◆ 課題一覧 ◆
**a.** 本文によると、チェックアウト後すぐにお客様へ忘れ物の連絡が取れるとよいのはなぜですか。一～三文で説明してください。
**b.** 以下にある技術図面データの記録をすべて、一字一句変えずに書き写してください。画像は回答に含めないでください。

◆ 本文 ◆

╔══

株式会社リョケン

旅館経営の知恵

-リョケン研究員が
お届けする経営のヒント-

忘れ物の取り扱いルールの共有(第2回)

接客現場のオペレーション

2.宿泊約款記載例と検討課題

■国土交通省「モデル宿泊約款」(宿泊客の手荷物又は携帯品の保管) 第16 条 の一部抜粋(例)
 
1.宿泊客の手荷物が、宿泊に先立って当ホテル( 館) に到着した場合は、その到着前に当ホテル( 館)が了解したときに限って責任をもって保管し、宿泊客がフロントにおいてチェックインする際お渡しします。
 
2.宿泊客がチェックアウトしたのち、宿泊客の手荷物又は携帯品が当ホテル( 館) に置き忘れられていた場合において、その所有者が判明したときは、当ホテル( 館) は、当該所有者に連絡をするとともにその指示を求めるものとします。ただし、所有者の指示がない場合又は所有者が判明しないときは、発見日を含め7日間保管し、その後最寄りの警察署に届けます。
 

(1)お客様の連絡先として携帯電話番号を聞いていることが多く、チェックアウト後すぐに連絡が取れれば、まだ近くにいるような場合は引き取りも早くできて、お客様と宿泊施設側双方にメリットがあります。プライバシーのことが懸念されることもありますが、施設によってはあらかじめ「連絡先」を記入いただく際に、「ホテルからの確認や忘れ物などの連絡をさせていただくことがあります。」と明記している例もあります。
 
(2)このモデル約款では「発見日を含め7日間保管し、その後最寄りの警察署に届けます。」としていますが、前述通り特例施設占有者の場合は異なります。

╚══

◆ データ記録 ◆

╔══

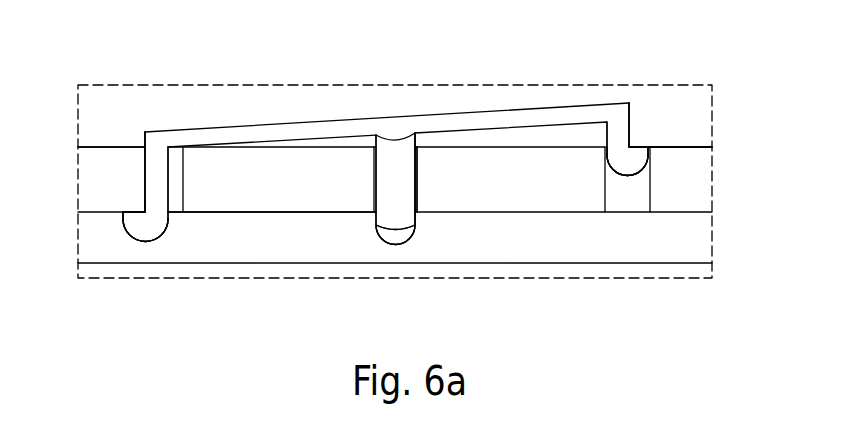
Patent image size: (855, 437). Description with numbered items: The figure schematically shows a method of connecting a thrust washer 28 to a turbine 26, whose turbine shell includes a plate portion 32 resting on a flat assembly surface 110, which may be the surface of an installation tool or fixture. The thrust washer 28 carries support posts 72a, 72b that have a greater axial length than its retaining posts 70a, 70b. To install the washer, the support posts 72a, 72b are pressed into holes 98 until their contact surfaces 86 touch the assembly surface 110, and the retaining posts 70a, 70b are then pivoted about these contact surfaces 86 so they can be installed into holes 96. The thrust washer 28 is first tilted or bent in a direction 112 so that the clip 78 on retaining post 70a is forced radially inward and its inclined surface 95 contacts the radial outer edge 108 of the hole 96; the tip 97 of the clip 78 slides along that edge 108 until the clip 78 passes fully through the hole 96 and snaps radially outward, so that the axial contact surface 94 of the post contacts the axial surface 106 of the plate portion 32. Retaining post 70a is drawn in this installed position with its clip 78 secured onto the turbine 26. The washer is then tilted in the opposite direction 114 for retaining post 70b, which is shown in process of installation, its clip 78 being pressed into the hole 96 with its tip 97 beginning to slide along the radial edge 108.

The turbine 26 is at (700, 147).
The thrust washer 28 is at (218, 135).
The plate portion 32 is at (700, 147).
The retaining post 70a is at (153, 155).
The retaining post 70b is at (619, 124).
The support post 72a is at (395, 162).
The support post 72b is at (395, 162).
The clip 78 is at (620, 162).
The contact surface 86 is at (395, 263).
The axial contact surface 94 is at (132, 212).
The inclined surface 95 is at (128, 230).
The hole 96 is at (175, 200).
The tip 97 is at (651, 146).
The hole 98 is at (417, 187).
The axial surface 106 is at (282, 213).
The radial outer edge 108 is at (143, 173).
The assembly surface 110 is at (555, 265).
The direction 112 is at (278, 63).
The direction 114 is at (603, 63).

╚══

◆ 解答 ◆
**a.** チェックアウト直後に連絡が取れれば、お客様がまだ近くにいる場合に忘れ物を早く引き取ってもらえるからです。そうなれば、お客様と宿泊施設の双方にメリットがあります。

**b.**
Patent image size: (855, 437). Description with numbered items: The figure schematically shows a method of connecting a thrust washer 28 to a turbine 26, whose turbine shell includes a plate portion 32 resting on a flat assembly surface 110, which may be the surface of an installation tool or fixture. The thrust washer 28 carries support posts 72a, 72b that have a greater axial length than its retaining posts 70a, 70b. To install the washer, the support posts 72a, 72b are pressed into holes 98 until their contact surfaces 86 touch the assembly surface 110, and the retaining posts 70a, 70b are then pivoted about these contact surfaces 86 so they can be installed into holes 96. The thrust washer 28 is first tilted or bent in a direction 112 so that the clip 78 on retaining post 70a is forced radially inward and its inclined surface 95 contacts the radial outer edge 108 of the hole 96; the tip 97 of the clip 78 slides along that edge 108 until the clip 78 passes fully through the hole 96 and snaps radially outward, so that the axial contact surface 94 of the post contacts the axial surface 106 of the plate portion 32. Retaining post 70a is drawn in this installed position with its clip 78 secured onto the turbine 26. The washer is then tilted in the opposite direction 114 for retaining post 70b, which is shown in process of installation, its clip 78 being pressed into the hole 96 with its tip 97 beginning to slide along the radial edge 108.

The turbine 26 is at (700, 147).
The thrust washer 28 is at (218, 135).
The plate portion 32 is at (700, 147).
The retaining post 70a is at (153, 155).
The retaining post 70b is at (619, 124).
The support post 72a is at (395, 162).
The support post 72b is at (395, 162).
The clip 78 is at (620, 162).
The contact surface 86 is at (395, 263).
The axial contact surface 94 is at (132, 212).
The inclined surface 95 is at (128, 230).
The hole 96 is at (175, 200).
The tip 97 is at (651, 146).
The hole 98 is at (417, 187).
The axial surface 106 is at (282, 213).
The radial outer edge 108 is at (143, 173).
The assembly surface 110 is at (555, 265).
The direction 112 is at (278, 63).
The direction 114 is at (603, 63).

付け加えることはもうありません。